● YOUR TASK
Here are some entries; quote each one exactly.

Data entries
↓↓↓

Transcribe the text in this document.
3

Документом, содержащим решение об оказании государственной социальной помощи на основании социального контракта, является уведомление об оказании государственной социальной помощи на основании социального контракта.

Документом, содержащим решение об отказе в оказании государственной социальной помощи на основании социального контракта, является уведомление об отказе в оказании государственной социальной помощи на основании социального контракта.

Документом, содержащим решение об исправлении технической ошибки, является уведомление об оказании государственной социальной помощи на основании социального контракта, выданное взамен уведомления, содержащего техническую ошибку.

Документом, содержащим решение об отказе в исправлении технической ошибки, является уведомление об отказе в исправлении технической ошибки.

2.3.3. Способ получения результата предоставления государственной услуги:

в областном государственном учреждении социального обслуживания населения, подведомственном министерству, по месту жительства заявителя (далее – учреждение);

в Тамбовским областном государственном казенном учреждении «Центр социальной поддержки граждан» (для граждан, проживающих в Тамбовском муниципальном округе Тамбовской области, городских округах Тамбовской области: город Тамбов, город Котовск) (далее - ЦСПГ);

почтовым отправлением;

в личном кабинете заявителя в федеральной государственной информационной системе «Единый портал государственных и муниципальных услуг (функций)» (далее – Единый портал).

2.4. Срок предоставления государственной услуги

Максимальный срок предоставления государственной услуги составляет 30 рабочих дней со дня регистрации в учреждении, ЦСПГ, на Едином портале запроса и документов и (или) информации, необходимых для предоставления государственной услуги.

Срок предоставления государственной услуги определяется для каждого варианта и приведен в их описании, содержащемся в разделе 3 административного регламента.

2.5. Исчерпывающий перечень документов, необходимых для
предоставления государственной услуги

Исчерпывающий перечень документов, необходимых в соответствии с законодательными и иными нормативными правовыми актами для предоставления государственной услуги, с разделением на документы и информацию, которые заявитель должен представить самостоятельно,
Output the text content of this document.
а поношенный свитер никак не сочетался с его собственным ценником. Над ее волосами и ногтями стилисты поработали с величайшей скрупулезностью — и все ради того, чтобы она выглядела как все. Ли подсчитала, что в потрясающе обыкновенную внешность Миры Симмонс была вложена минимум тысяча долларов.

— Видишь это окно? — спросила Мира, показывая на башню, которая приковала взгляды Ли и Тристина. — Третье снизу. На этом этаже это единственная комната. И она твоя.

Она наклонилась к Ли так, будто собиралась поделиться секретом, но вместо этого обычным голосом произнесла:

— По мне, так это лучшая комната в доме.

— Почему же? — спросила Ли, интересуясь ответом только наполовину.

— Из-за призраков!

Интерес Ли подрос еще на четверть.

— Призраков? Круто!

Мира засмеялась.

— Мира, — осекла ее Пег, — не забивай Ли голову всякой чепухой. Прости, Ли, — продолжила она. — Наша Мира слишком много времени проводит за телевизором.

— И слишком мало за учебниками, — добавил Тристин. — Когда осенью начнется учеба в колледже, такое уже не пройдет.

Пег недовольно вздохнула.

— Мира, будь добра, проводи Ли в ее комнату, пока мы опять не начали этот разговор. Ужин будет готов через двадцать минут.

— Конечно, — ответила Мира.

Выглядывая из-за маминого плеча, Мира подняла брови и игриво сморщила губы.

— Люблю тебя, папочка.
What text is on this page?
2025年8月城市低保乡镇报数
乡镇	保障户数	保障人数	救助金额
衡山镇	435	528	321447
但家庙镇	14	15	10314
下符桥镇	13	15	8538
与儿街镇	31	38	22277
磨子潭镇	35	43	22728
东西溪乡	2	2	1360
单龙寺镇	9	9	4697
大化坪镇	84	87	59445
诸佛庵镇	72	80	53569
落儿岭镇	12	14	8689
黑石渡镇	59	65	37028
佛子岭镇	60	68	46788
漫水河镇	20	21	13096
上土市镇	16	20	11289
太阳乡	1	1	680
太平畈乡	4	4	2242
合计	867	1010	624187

↑↑↑

● RESULT BELOW
Transcribe the text in this document.
3

Документом, содержащим решение об оказании государственной социальной помощи на основании социального контракта, является уведомление об оказании государственной социальной помощи на основании социального контракта.

Документом, содержащим решение об отказе в оказании государственной социальной помощи на основании социального контракта, является уведомление об отказе в оказании государственной социальной помощи на основании социального контракта.

Документом, содержащим решение об исправлении технической ошибки, является уведомление об оказании государственной социальной помощи на основании социального контракта, выданное взамен уведомления, содержащего техническую ошибку.

Документом, содержащим решение об отказе в исправлении технической ошибки, является уведомление об отказе в исправлении технической ошибки.

2.3.3. Способ получения результата предоставления государственной услуги:

в областном государственном учреждении социального обслуживания населения, подведомственном министерству, по месту жительства заявителя (далее – учреждение);

в Тамбовским областном государственном казенном учреждении «Центр социальной поддержки граждан» (для граждан, проживающих в Тамбовском муниципальном округе Тамбовской области, городских округах Тамбовской области: город Тамбов, город Котовск) (далее - ЦСПГ);

почтовым отправлением;

в личном кабинете заявителя в федеральной государственной информационной системе «Единый портал государственных и муниципальных услуг (функций)» (далее – Единый портал).

2.4. Срок предоставления государственной услуги

Максимальный срок предоставления государственной услуги составляет 30 рабочих дней со дня регистрации в учреждении, ЦСПГ, на Едином портале запроса и документов и (или) информации, необходимых для предоставления государственной услуги.

Срок предоставления государственной услуги определяется для каждого варианта и приведен в их описании, содержащемся в разделе 3 административного регламента.

2.5. Исчерпывающий перечень документов, необходимых для
предоставления государственной услуги

Исчерпывающий перечень документов, необходимых в соответствии с законодательными и иными нормативными правовыми актами для предоставления государственной услуги, с разделением на документы и информацию, которые заявитель должен представить самостоятельно,
Output the text content of this document.
а поношенный свитер никак не сочетался с его собственным ценником. Над ее волосами и ногтями стилисты поработали с величайшей скрупулезностью — и все ради того, чтобы она выглядела как все. Ли подсчитала, что в потрясающе обыкновенную внешность Миры Симмонс была вложена минимум тысяча долларов.

— Видишь это окно? — спросила Мира, показывая на башню, которая приковала взгляды Ли и Тристина. — Третье снизу. На этом этаже это единственная комната. И она твоя.

Она наклонилась к Ли так, будто собиралась поделиться секретом, но вместо этого обычным голосом произнесла:

— По мне, так это лучшая комната в доме.

— Почему же? — спросила Ли, интересуясь ответом только наполовину.

— Из-за призраков!

Интерес Ли подрос еще на четверть.

— Призраков? Круто!

Мира засмеялась.

— Мира, — осекла ее Пег, — не забивай Ли голову всякой чепухой. Прости, Ли, — продолжила она. — Наша Мира слишком много времени проводит за телевизором.

— И слишком мало за учебниками, — добавил Тристин. — Когда осенью начнется учеба в колледже, такое уже не пройдет.

Пег недовольно вздохнула.

— Мира, будь добра, проводи Ли в ее комнату, пока мы опять не начали этот разговор. Ужин будет готов через двадцать минут.

— Конечно, — ответила Мира.

Выглядывая из-за маминого плеча, Мира подняла брови и игриво сморщила губы.

— Люблю тебя, папочка.
What text is on this page?
2025年8月城市低保乡镇报数
乡镇	保障户数	保障人数	救助金额
衡山镇	435	528	321447
但家庙镇	14	15	10314
下符桥镇	13	15	8538
与儿街镇	31	38	22277
磨子潭镇	35	43	22728
东西溪乡	2	2	1360
单龙寺镇	9	9	4697
大化坪镇	84	87	59445
诸佛庵镇	72	80	53569
落儿岭镇	12	14	8689
黑石渡镇	59	65	37028
佛子岭镇	60	68	46788
漫水河镇	20	21	13096
上土市镇	16	20	11289
太阳乡	1	1	680
太平畈乡	4	4	2242
合计	867	1010	624187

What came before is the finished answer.